- SOURCE DATA -
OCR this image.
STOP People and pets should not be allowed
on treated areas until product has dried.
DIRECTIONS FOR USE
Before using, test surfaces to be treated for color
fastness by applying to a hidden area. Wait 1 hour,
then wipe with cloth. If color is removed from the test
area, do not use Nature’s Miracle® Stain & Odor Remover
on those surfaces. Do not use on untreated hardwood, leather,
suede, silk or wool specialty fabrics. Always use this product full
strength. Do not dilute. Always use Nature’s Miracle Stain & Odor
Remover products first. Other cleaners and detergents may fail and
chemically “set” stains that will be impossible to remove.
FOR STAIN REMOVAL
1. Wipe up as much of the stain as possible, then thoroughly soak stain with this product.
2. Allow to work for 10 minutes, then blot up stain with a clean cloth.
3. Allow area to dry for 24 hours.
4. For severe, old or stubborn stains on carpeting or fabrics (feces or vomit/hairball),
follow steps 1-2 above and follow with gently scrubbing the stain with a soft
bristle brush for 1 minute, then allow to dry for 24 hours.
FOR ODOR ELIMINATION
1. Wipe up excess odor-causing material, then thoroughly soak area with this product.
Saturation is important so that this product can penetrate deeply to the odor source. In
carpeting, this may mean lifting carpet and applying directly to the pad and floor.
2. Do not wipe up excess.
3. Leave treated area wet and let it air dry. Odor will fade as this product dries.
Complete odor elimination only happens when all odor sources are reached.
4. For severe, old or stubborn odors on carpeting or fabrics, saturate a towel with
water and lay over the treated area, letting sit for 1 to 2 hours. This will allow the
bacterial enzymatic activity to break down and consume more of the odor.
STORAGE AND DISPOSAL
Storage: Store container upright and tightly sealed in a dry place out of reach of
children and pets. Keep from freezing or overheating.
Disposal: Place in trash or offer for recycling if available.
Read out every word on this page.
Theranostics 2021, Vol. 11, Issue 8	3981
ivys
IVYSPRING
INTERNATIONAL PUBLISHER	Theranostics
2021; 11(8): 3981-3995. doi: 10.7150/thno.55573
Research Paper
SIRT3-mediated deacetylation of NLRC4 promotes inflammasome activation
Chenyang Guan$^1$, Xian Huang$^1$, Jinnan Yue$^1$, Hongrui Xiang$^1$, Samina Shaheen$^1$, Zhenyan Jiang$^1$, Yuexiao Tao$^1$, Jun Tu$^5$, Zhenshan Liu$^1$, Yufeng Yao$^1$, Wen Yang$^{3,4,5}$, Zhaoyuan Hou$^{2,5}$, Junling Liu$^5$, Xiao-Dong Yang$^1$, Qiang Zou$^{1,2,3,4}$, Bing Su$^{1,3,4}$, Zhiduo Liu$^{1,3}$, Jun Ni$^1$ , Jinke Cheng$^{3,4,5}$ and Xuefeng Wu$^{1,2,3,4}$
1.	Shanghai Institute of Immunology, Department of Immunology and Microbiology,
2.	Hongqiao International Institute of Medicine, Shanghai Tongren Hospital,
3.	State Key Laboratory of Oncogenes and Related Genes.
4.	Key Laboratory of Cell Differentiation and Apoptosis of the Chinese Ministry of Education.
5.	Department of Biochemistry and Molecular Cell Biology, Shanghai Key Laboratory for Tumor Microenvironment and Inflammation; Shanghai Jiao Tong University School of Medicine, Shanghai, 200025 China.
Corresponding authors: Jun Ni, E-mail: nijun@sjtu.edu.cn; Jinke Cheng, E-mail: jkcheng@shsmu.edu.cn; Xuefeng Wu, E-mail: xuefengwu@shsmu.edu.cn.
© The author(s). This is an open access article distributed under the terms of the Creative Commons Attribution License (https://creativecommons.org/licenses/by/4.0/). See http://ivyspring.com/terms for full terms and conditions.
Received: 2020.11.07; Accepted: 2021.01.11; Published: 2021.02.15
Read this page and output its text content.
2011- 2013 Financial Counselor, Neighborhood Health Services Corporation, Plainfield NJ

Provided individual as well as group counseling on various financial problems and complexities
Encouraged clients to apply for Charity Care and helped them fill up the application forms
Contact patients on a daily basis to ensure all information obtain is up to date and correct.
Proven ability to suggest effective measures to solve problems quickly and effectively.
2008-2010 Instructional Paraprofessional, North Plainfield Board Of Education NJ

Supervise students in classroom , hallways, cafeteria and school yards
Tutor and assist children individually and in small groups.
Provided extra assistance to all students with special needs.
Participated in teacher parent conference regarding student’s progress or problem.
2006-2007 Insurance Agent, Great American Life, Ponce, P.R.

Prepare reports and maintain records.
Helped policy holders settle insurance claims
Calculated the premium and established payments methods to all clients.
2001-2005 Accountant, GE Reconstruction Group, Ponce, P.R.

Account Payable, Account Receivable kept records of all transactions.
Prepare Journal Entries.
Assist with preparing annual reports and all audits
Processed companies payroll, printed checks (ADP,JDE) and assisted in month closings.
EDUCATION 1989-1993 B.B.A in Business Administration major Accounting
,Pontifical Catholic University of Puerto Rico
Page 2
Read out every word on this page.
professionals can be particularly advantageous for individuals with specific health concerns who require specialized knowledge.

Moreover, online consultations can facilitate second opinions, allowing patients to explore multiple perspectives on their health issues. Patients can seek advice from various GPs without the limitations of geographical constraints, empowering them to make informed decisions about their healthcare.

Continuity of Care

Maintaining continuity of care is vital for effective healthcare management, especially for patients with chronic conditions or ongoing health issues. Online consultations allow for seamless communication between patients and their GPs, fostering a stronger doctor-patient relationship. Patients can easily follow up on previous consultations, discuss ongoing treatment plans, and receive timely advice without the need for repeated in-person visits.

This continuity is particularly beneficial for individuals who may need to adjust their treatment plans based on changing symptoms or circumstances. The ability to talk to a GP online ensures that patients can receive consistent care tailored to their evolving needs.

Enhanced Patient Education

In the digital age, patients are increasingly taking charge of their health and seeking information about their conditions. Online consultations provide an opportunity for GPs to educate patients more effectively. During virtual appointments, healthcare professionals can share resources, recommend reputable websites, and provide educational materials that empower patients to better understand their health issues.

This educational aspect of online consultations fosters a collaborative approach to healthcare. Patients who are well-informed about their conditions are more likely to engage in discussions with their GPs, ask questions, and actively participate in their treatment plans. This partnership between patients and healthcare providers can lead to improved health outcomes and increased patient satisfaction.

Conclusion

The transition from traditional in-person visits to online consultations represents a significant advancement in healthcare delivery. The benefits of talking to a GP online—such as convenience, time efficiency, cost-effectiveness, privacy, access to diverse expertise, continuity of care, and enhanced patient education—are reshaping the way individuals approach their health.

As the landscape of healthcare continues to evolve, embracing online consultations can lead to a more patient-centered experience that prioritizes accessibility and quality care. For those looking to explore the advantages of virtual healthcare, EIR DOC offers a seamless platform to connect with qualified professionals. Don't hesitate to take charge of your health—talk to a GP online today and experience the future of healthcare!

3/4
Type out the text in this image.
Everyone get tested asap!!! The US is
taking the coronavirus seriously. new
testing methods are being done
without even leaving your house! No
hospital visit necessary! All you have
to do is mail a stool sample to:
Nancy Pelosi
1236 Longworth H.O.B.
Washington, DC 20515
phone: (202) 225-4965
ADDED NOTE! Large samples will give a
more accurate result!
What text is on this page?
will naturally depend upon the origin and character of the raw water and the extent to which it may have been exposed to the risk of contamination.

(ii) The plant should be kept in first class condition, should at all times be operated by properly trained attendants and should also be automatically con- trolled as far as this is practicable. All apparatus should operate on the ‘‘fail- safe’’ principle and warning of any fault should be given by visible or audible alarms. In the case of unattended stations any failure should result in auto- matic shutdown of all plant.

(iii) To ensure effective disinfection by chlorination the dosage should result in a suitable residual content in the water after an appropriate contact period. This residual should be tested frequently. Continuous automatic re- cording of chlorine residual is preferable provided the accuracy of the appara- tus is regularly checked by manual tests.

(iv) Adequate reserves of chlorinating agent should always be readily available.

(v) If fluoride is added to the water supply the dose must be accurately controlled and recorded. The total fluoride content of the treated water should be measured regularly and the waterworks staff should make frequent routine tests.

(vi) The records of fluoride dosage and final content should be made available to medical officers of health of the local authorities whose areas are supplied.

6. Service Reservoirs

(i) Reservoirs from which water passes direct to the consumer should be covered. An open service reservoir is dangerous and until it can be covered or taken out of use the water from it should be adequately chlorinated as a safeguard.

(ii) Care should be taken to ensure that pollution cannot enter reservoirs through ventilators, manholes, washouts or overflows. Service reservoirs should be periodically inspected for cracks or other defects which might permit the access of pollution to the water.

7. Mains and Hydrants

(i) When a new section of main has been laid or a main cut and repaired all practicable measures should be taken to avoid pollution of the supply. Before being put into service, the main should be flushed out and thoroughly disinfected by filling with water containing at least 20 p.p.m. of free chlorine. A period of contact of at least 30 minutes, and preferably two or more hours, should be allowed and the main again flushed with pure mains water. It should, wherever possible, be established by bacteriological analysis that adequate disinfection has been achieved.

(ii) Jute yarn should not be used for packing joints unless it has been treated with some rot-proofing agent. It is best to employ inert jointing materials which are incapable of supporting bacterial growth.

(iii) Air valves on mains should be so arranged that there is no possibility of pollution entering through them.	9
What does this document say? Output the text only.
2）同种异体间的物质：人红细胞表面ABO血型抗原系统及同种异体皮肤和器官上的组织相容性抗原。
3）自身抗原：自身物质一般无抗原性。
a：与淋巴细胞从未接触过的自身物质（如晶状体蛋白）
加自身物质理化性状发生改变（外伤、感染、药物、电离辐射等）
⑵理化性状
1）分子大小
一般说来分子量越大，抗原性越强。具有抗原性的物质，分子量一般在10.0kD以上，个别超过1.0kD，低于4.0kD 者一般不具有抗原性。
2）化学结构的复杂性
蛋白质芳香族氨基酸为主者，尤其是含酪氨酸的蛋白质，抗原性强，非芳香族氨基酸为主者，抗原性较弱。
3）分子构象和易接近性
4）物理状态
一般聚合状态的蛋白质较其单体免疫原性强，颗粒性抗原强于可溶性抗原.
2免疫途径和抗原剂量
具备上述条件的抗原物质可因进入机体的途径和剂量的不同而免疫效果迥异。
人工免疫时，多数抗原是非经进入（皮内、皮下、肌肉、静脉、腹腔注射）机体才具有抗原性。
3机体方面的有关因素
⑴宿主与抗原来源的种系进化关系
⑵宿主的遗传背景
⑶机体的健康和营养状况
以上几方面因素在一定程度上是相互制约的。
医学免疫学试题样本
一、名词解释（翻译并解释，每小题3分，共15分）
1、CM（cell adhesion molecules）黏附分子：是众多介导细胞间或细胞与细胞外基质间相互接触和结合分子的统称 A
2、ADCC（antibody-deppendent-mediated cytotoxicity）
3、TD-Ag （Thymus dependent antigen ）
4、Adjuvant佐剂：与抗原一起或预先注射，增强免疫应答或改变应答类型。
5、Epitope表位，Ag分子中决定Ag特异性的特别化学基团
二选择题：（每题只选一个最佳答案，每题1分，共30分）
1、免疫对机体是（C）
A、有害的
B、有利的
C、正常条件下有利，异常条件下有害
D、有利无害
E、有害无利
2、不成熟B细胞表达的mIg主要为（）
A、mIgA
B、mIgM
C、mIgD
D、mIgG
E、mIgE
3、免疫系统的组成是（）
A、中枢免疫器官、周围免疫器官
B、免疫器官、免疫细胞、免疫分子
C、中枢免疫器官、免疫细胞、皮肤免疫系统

- TASK ITEM -
Go through the material above and copy each line that holds the string "areas".

- RESPONSE TO THE TASK -
on treated areas until product has dried.
(vi) The records of fluoride dosage and final content should be made available to medical officers of health of the local authorities whose areas are supplied.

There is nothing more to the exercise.